From the listing below, pull each line that includes "this".

::: Data records

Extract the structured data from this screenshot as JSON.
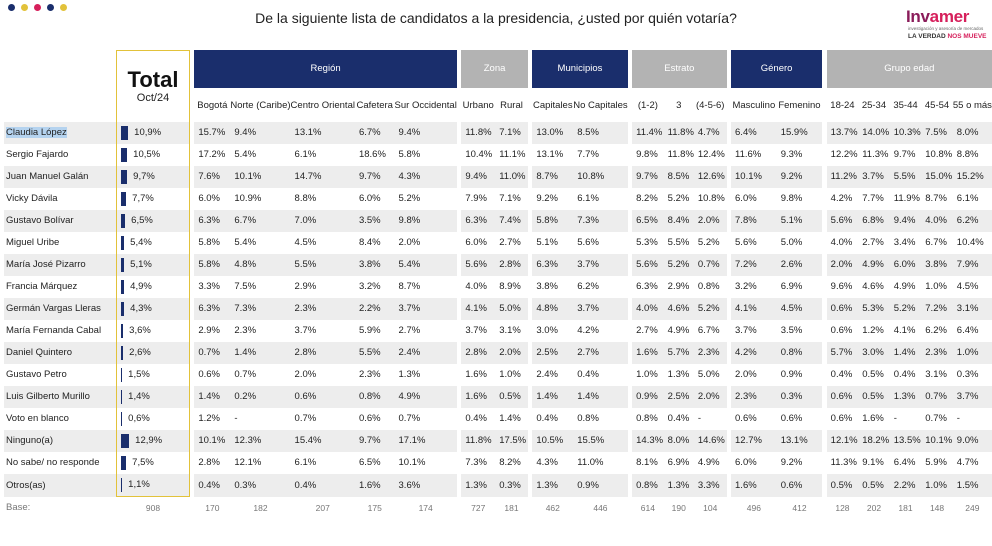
{
  "question": "De la siguiente lista de candidatos a la presidencia, ¿usted por quién votaría?",
  "logo": {
    "name_a": "Inv",
    "name_b": "amer",
    "subtitle": "investigación y asesoría de mercados",
    "tagline_a": "LA VERDAD ",
    "tagline_b": "NOS MUEVE"
  },
  "colors": {
    "navy": "#1a2e6c",
    "gray": "#b3b3b3",
    "stripe": "#ededed",
    "highlight": "#b5d3ef",
    "gold": "#e2c23a"
  },
  "total": {
    "title": "Total",
    "subtitle": "Oct/24"
  },
  "groups": [
    "Región",
    "Zona",
    "Municipios",
    "Estrato",
    "Género",
    "Grupo edad"
  ],
  "subheaders": [
    "Bogotá",
    "Norte (Caribe)",
    "Centro Oriental",
    "Cafetera",
    "Sur Occidental",
    "Urbano",
    "Rural",
    "Capitales",
    "No Capitales",
    "(1-2)",
    "3",
    "(4-5-6)",
    "Masculino",
    "Femenino",
    "18-24",
    "25-34",
    "35-44",
    "45-54",
    "55 o más"
  ],
  "rows": [
    {
      "name": "Claudia López",
      "total": "10,9%",
      "total_value": 10.9,
      "cells": [
        "15.7%",
        "9.4%",
        "13.1%",
        "6.7%",
        "9.4%",
        "11.8%",
        "7.1%",
        "13.0%",
        "8.5%",
        "11.4%",
        "11.8%",
        "4.7%",
        "6.4%",
        "15.9%",
        "13.7%",
        "14.0%",
        "10.3%",
        "7.5%",
        "8.0%"
      ]
    },
    {
      "name": "Sergio Fajardo",
      "total": "10,5%",
      "total_value": 10.5,
      "cells": [
        "17.2%",
        "5.4%",
        "6.1%",
        "18.6%",
        "5.8%",
        "10.4%",
        "11.1%",
        "13.1%",
        "7.7%",
        "9.8%",
        "11.8%",
        "12.4%",
        "11.6%",
        "9.3%",
        "12.2%",
        "11.3%",
        "9.7%",
        "10.8%",
        "8.8%"
      ]
    },
    {
      "name": "Juan Manuel Galán",
      "total": "9,7%",
      "total_value": 9.7,
      "cells": [
        "7.6%",
        "10.1%",
        "14.7%",
        "9.7%",
        "4.3%",
        "9.4%",
        "11.0%",
        "8.7%",
        "10.8%",
        "9.7%",
        "8.5%",
        "12.6%",
        "10.1%",
        "9.2%",
        "11.2%",
        "3.7%",
        "5.5%",
        "15.0%",
        "15.2%"
      ]
    },
    {
      "name": "Vicky Dávila",
      "total": "7,7%",
      "total_value": 7.7,
      "cells": [
        "6.0%",
        "10.9%",
        "8.8%",
        "6.0%",
        "5.2%",
        "7.9%",
        "7.1%",
        "9.2%",
        "6.1%",
        "8.2%",
        "5.2%",
        "10.8%",
        "6.0%",
        "9.8%",
        "4.2%",
        "7.7%",
        "11.9%",
        "8.7%",
        "6.1%"
      ]
    },
    {
      "name": "Gustavo Bolívar",
      "total": "6,5%",
      "total_value": 6.5,
      "cells": [
        "6.3%",
        "6.7%",
        "7.0%",
        "3.5%",
        "9.8%",
        "6.3%",
        "7.4%",
        "5.8%",
        "7.3%",
        "6.5%",
        "8.4%",
        "2.0%",
        "7.8%",
        "5.1%",
        "5.6%",
        "6.8%",
        "9.4%",
        "4.0%",
        "6.2%"
      ]
    },
    {
      "name": "Miguel Uribe",
      "total": "5,4%",
      "total_value": 5.4,
      "cells": [
        "5.8%",
        "5.4%",
        "4.5%",
        "8.4%",
        "2.0%",
        "6.0%",
        "2.7%",
        "5.1%",
        "5.6%",
        "5.3%",
        "5.5%",
        "5.2%",
        "5.6%",
        "5.0%",
        "4.0%",
        "2.7%",
        "3.4%",
        "6.7%",
        "10.4%"
      ]
    },
    {
      "name": "María José Pizarro",
      "total": "5,1%",
      "total_value": 5.1,
      "cells": [
        "5.8%",
        "4.8%",
        "5.5%",
        "3.8%",
        "5.4%",
        "5.6%",
        "2.8%",
        "6.3%",
        "3.7%",
        "5.6%",
        "5.2%",
        "0.7%",
        "7.2%",
        "2.6%",
        "2.0%",
        "4.9%",
        "6.0%",
        "3.8%",
        "7.9%"
      ]
    },
    {
      "name": "Francia Márquez",
      "total": "4,9%",
      "total_value": 4.9,
      "cells": [
        "3.3%",
        "7.5%",
        "2.9%",
        "3.2%",
        "8.7%",
        "4.0%",
        "8.9%",
        "3.8%",
        "6.2%",
        "6.3%",
        "2.9%",
        "0.8%",
        "3.2%",
        "6.9%",
        "9.6%",
        "4.6%",
        "4.9%",
        "1.0%",
        "4.5%"
      ]
    },
    {
      "name": "Germán Vargas Lleras",
      "total": "4,3%",
      "total_value": 4.3,
      "cells": [
        "6.3%",
        "7.3%",
        "2.3%",
        "2.2%",
        "3.7%",
        "4.1%",
        "5.0%",
        "4.8%",
        "3.7%",
        "4.0%",
        "4.6%",
        "5.2%",
        "4.1%",
        "4.5%",
        "0.6%",
        "5.3%",
        "5.2%",
        "7.2%",
        "3.1%"
      ]
    },
    {
      "name": "María Fernanda Cabal",
      "total": "3,6%",
      "total_value": 3.6,
      "cells": [
        "2.9%",
        "2.3%",
        "3.7%",
        "5.9%",
        "2.7%",
        "3.7%",
        "3.1%",
        "3.0%",
        "4.2%",
        "2.7%",
        "4.9%",
        "6.7%",
        "3.7%",
        "3.5%",
        "0.6%",
        "1.2%",
        "4.1%",
        "6.2%",
        "6.4%"
      ]
    },
    {
      "name": "Daniel Quintero",
      "total": "2,6%",
      "total_value": 2.6,
      "cells": [
        "0.7%",
        "1.4%",
        "2.8%",
        "5.5%",
        "2.4%",
        "2.8%",
        "2.0%",
        "2.5%",
        "2.7%",
        "1.6%",
        "5.7%",
        "2.3%",
        "4.2%",
        "0.8%",
        "5.7%",
        "3.0%",
        "1.4%",
        "2.3%",
        "1.0%"
      ]
    },
    {
      "name": "Gustavo Petro",
      "total": "1,5%",
      "total_value": 1.5,
      "cells": [
        "0.6%",
        "0.7%",
        "2.0%",
        "2.3%",
        "1.3%",
        "1.6%",
        "1.0%",
        "2.4%",
        "0.4%",
        "1.0%",
        "1.3%",
        "5.0%",
        "2.0%",
        "0.9%",
        "0.4%",
        "0.5%",
        "0.4%",
        "3.1%",
        "0.3%"
      ]
    },
    {
      "name": "Luis Gilberto Murillo",
      "total": "1,4%",
      "total_value": 1.4,
      "cells": [
        "1.4%",
        "0.2%",
        "0.6%",
        "0.8%",
        "4.9%",
        "1.6%",
        "0.5%",
        "1.4%",
        "1.4%",
        "0.9%",
        "2.5%",
        "2.0%",
        "2.3%",
        "0.3%",
        "0.6%",
        "0.5%",
        "1.3%",
        "0.7%",
        "3.7%"
      ]
    },
    {
      "name": "Voto en blanco",
      "total": "0,6%",
      "total_value": 0.6,
      "cells": [
        "1.2%",
        "-",
        "0.7%",
        "0.6%",
        "0.7%",
        "0.4%",
        "1.4%",
        "0.4%",
        "0.8%",
        "0.8%",
        "0.4%",
        "-",
        "0.6%",
        "0.6%",
        "0.6%",
        "1.6%",
        "-",
        "0.7%",
        "-"
      ]
    },
    {
      "name": "Ninguno(a)",
      "total": "12,9%",
      "total_value": 12.9,
      "cells": [
        "10.1%",
        "12.3%",
        "15.4%",
        "9.7%",
        "17.1%",
        "11.8%",
        "17.5%",
        "10.5%",
        "15.5%",
        "14.3%",
        "8.0%",
        "14.6%",
        "12.7%",
        "13.1%",
        "12.1%",
        "18.2%",
        "13.5%",
        "10.1%",
        "9.0%"
      ]
    },
    {
      "name": "No sabe/ no responde",
      "total": "7,5%",
      "total_value": 7.5,
      "cells": [
        "2.8%",
        "12.1%",
        "6.1%",
        "6.5%",
        "10.1%",
        "7.3%",
        "8.2%",
        "4.3%",
        "11.0%",
        "8.1%",
        "6.9%",
        "4.9%",
        "6.0%",
        "9.2%",
        "11.3%",
        "9.1%",
        "6.4%",
        "5.9%",
        "4.7%"
      ]
    },
    {
      "name": "Otros(as)",
      "total": "1,1%",
      "total_value": 1.1,
      "cells": [
        "0.4%",
        "0.3%",
        "0.4%",
        "1.6%",
        "3.6%",
        "1.3%",
        "0.3%",
        "1.3%",
        "0.9%",
        "0.8%",
        "1.3%",
        "3.3%",
        "1.6%",
        "0.6%",
        "0.5%",
        "0.5%",
        "2.2%",
        "1.0%",
        "1.5%"
      ]
    }
  ],
  "base": {
    "label": "Base:",
    "total": "908",
    "cells": [
      "170",
      "182",
      "207",
      "175",
      "174",
      "727",
      "181",
      "462",
      "446",
      "614",
      "190",
      "104",
      "496",
      "412",
      "128",
      "202",
      "181",
      "148",
      "249"
    ]
  }
}
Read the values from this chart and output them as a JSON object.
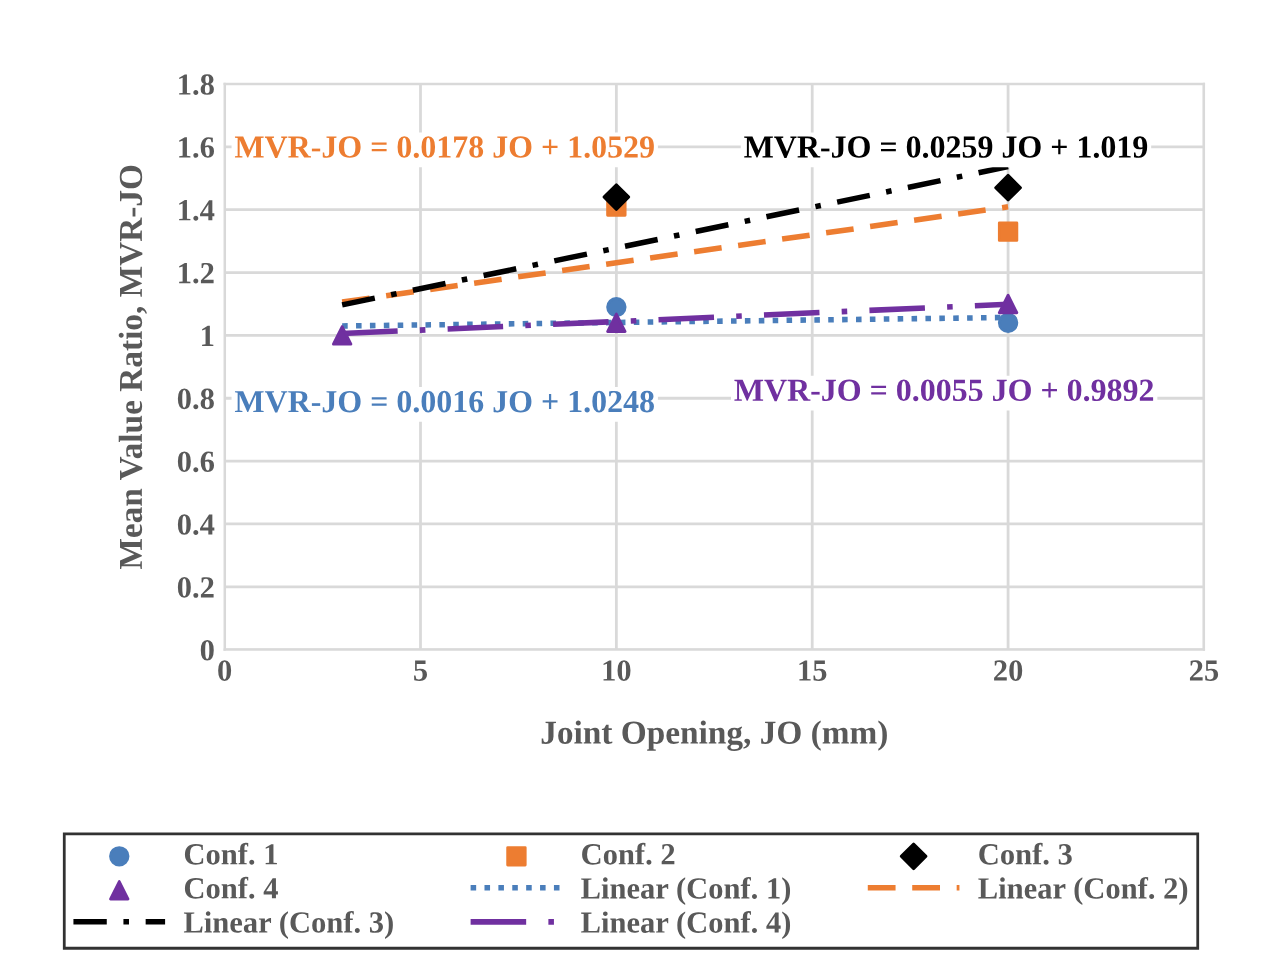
{
  "chart_data": {
    "type": "scatter",
    "xlabel": "Joint Opening, JO (mm)",
    "ylabel": "Mean Value Ratio, MVR-JO",
    "xlim": [
      0,
      25
    ],
    "xticks": [
      0,
      5,
      10,
      15,
      20,
      25
    ],
    "ylim": [
      0,
      1.8
    ],
    "yticks": [
      0,
      0.2,
      0.4,
      0.6,
      0.8,
      1,
      1.2,
      1.4,
      1.6,
      1.8
    ],
    "grid": true,
    "legend": "bottom",
    "x": [
      3,
      10,
      20
    ],
    "series": [
      {
        "name": "Conf. 1",
        "color": "#4a7ebb",
        "marker": "circle",
        "values": [
          null,
          1.09,
          1.04
        ]
      },
      {
        "name": "Conf. 2",
        "color": "#ed7d31",
        "marker": "square",
        "values": [
          null,
          1.41,
          1.33
        ]
      },
      {
        "name": "Conf. 3",
        "color": "#000000",
        "marker": "diamond",
        "values": [
          null,
          1.44,
          1.47
        ]
      },
      {
        "name": "Conf. 4",
        "color": "#7030a0",
        "marker": "triangle",
        "values": [
          1.0,
          1.04,
          1.1
        ]
      },
      {
        "name": "Linear (Conf. 1)",
        "type": "line",
        "color": "#4a7ebb",
        "line_style": "dotted",
        "values": [
          1.03,
          1.041,
          1.057
        ]
      },
      {
        "name": "Linear (Conf. 2)",
        "type": "line",
        "color": "#ed7d31",
        "line_style": "dashed",
        "values": [
          1.106,
          1.231,
          1.409
        ]
      },
      {
        "name": "Linear (Conf. 3)",
        "type": "line",
        "color": "#000000",
        "line_style": "dashdot",
        "values": [
          1.097,
          1.278,
          1.537
        ]
      },
      {
        "name": "Linear (Conf. 4)",
        "type": "line",
        "color": "#7030a0",
        "line_style": "longdashdot",
        "values": [
          1.006,
          1.044,
          1.099
        ]
      }
    ],
    "annotations": [
      "MVR-JO = 0.0016 JO + 1.0248",
      "MVR-JO = 0.0178 JO + 1.0529",
      "MVR-JO = 0.0259 JO + 1.019",
      "MVR-JO = 0.0055 JO + 0.9892"
    ]
  }
}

::::::

## Task response
Extract the structured data from this screenshot as JSON.
Read the values from this chart and output them as a JSON object.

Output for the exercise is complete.